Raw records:
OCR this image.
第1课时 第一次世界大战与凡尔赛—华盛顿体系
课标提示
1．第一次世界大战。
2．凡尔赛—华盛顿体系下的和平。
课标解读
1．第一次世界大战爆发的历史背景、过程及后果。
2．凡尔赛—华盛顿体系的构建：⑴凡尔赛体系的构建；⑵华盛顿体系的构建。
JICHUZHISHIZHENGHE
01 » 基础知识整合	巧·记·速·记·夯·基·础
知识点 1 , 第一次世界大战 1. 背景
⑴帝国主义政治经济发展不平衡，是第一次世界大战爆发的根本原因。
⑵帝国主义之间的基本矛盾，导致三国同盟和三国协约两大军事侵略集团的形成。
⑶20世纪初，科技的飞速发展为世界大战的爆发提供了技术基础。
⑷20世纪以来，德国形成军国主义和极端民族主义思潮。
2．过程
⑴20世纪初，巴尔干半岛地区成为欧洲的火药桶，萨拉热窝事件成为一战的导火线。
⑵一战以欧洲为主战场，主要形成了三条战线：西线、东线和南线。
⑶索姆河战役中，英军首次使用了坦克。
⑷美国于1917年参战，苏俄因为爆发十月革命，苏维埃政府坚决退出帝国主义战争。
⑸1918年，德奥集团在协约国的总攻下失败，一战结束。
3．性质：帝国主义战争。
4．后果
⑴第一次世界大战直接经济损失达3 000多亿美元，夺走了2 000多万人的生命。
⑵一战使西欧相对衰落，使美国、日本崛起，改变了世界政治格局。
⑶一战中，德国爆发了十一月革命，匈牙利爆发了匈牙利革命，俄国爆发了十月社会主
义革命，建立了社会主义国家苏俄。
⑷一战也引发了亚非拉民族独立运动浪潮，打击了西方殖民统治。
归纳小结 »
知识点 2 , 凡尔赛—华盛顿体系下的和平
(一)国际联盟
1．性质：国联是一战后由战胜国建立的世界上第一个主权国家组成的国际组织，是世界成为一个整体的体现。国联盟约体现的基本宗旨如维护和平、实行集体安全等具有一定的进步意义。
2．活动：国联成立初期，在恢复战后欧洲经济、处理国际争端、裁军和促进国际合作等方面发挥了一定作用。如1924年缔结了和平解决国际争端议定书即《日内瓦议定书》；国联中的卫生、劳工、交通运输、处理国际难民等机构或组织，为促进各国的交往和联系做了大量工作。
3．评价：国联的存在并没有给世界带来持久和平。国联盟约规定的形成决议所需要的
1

...

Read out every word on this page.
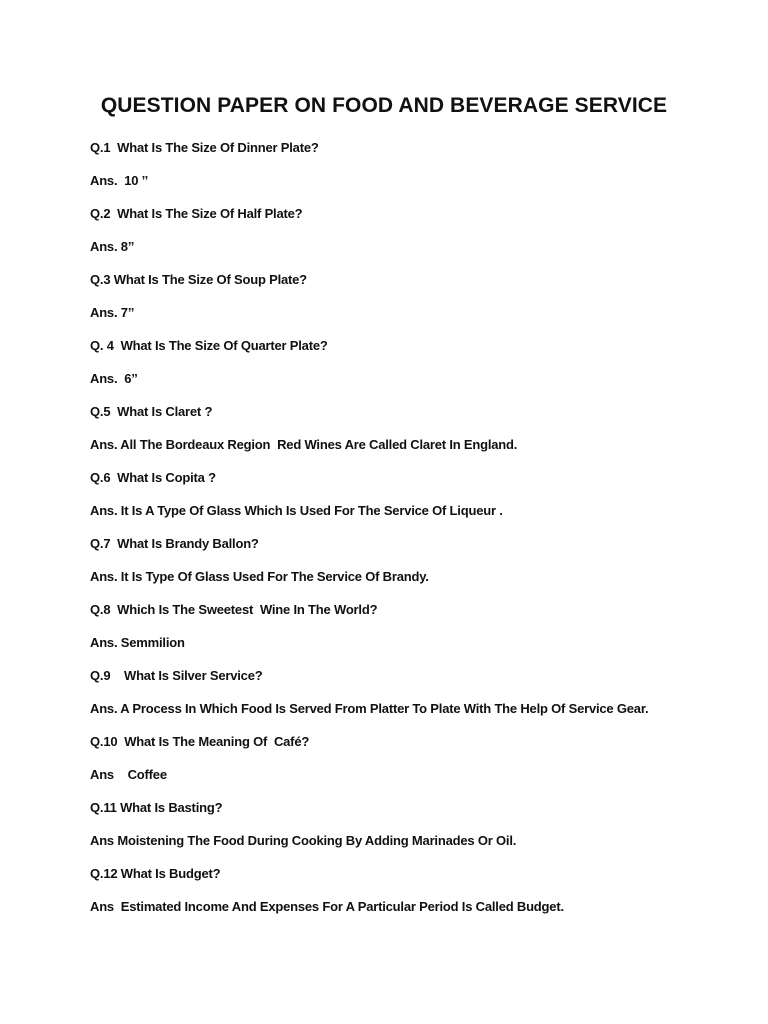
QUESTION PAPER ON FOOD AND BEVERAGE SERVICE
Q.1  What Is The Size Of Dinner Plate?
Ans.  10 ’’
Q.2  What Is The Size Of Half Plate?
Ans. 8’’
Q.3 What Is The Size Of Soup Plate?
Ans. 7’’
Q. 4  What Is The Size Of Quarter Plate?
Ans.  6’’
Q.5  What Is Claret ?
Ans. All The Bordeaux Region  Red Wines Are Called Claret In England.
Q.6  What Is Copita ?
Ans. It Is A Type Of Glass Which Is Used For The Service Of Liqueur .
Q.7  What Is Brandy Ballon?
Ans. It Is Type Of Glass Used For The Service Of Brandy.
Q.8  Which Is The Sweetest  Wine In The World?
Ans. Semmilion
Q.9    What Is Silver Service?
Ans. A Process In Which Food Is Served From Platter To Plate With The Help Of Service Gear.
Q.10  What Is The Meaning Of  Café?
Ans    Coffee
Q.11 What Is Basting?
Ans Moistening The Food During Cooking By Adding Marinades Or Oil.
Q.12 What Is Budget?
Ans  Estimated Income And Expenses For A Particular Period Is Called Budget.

## SHORT PROBLEM
Display every line of the listing that contains the string "Which".

## ANSWER BELOW
Ans. It Is A Type Of Glass Which Is Used For The Service Of Liqueur .
Q.8  Which Is The Sweetest  Wine In The World?
Ans. A Process In Which Food Is Served From Platter To Plate With The Help Of Service Gear.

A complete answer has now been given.